You may see long, tube-shaped florescent bulbs in your home or office. Like CFL bulbs, fluorescent bulbs contain mercury, so you should recycle them carefully. Before you remove a burnt-out tube, it is wise to turn off the electricity at the circuit for that part of your home to avoid injury. Also, it’s a good idea to wrap your fluorescent bulbs in old packing material to help prevent them from breaking if you need to transport them.
If you accidentally break a CFL, stay calm! Unless you roll around in the glass shards, you should be fine with a few simple steps. Stay away from the area and open a window or door to let some air in. Leave the room for about 15 minutes to let the air circulate, and shut off your HVAC system if it’s turned on. You can then use cardboard, sticky tape, damp paper towels, and other items to clean up all the broken glass. Do not vacuum or sweep. The EPA has a full list of instructions here.
How to dispose of LED light bulbs
LEDs do not contain hazardous chemicals, so it is safe to throw them away in the trash can. However, some of the components in LED bulbs may be recyclable. So, it’s a good idea to contact your recycling company to see if they will accept your LEDs. Places like Home Depot usually accept LED Christmas lights too, while companies like HolidayLEDs and other recycling sites allow you to ship LEDs directly to them.
How to dispose of halogen light bulbs
You often see halogen bulbs outside, where people use them as floodlights. Halogen light bulbs are a more advanced form of incandescent bulbs. They are stronger and they are designed to withstand higher pressure than incandescent bulbs. You can safely dispose of halogen bulbs along with your regular household trash, or contact your local recycling center to see if they accept halogen bulbs.

Data for review:
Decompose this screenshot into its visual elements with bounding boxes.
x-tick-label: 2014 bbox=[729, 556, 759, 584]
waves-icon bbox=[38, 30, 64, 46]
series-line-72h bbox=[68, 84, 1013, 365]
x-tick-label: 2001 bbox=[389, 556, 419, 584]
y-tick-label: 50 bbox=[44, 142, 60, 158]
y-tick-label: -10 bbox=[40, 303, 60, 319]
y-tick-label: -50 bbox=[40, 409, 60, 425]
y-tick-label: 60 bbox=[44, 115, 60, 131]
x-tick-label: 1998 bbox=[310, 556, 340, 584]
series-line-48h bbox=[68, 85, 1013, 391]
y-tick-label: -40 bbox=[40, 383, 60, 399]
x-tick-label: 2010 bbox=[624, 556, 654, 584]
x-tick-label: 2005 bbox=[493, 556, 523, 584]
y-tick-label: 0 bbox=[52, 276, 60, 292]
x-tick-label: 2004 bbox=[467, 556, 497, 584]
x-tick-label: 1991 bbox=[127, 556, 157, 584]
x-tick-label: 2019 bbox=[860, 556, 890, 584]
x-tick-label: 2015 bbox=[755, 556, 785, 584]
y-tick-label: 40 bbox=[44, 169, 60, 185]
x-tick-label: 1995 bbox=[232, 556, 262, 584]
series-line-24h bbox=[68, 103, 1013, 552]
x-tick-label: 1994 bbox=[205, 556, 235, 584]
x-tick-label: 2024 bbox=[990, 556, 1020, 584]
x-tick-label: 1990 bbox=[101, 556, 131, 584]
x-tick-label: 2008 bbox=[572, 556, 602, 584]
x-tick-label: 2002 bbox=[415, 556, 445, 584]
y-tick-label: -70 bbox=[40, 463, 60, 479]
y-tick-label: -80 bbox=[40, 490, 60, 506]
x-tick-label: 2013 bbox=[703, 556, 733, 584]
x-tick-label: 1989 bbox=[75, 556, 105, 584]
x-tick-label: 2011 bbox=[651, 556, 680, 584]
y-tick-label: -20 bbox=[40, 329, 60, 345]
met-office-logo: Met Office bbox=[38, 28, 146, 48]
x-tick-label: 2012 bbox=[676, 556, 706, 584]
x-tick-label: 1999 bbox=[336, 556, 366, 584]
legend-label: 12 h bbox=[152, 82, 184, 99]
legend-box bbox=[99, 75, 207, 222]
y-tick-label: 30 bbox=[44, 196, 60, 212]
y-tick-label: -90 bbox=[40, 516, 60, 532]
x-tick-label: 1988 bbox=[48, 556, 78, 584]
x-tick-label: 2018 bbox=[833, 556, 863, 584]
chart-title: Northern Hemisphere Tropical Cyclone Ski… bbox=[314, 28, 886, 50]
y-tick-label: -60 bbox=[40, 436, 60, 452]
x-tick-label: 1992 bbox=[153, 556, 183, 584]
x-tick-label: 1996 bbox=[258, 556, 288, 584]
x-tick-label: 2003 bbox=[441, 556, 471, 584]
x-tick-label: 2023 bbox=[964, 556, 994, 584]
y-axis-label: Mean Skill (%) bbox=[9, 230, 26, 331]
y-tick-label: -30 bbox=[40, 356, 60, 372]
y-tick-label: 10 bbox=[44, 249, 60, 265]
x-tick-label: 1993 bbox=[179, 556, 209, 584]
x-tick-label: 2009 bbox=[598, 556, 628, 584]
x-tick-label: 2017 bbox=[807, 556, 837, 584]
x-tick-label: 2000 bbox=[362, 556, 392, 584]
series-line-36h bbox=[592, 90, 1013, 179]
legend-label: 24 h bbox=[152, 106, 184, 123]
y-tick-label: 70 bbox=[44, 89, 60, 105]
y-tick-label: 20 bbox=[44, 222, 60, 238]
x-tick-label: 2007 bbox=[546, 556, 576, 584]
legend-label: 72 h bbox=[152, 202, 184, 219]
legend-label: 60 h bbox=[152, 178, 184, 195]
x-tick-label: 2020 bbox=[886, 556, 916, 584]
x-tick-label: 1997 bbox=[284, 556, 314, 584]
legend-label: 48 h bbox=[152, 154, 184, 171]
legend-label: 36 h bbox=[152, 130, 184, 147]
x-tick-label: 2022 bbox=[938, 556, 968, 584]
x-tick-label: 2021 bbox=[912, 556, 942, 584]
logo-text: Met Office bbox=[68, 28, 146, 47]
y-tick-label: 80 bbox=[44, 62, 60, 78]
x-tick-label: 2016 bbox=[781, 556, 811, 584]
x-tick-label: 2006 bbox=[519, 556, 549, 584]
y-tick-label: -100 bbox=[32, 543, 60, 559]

What to do:
(a) Based on the light-bulb passage, decide whether each statement agrees with it. Answer yes or no and quote the deciding words.
(i) LED bulbs contain hazardous chemicals.
(ii) After a CFL breaks, one should leave the room for about 15 minutes.
(iii) Halogen bulbs may be disposed of with regular household trash.
(b) Reproduce the part of the light-bulb passage that opens with the words containing "If you accidentally" and closes with "of instructions here.".
(c) Answer these questions from the light-bulb passage.
(i) What should be turned off before a burnt-out fluorescent tube is removed?
(ii) Which two cleaning methods should not be used after a CFL breaks?
(iii) Where are halogen bulbs often seen?

Problem solutions:
(a)
(i) No: "LEDs do not contain hazardous chemicals"
(ii) Yes: "Leave the room for about 15 minutes to let the air circulate"
(iii) Yes: "You can safely dispose of halogen bulbs along with your regular household trash"

(b)
If you accidentally break a CFL, stay calm! Unless you roll around in the glass shards, you should be fine with a few simple steps. Stay away from the area and open a window or door to let some air in. Leave the room for about 15 minutes to let the air circulate, and shut off your HVAC system if it’s turned on. You can then use cardboard, sticky tape, damp paper towels, and other items to clean up all the broken glass. Do not vacuum or sweep. The EPA has a full list of instructions here.

(c)
(i) The electricity at the circuit for that part of the home.
(ii) Vacuuming and sweeping.
(iii) Outside, where people use them as floodlights.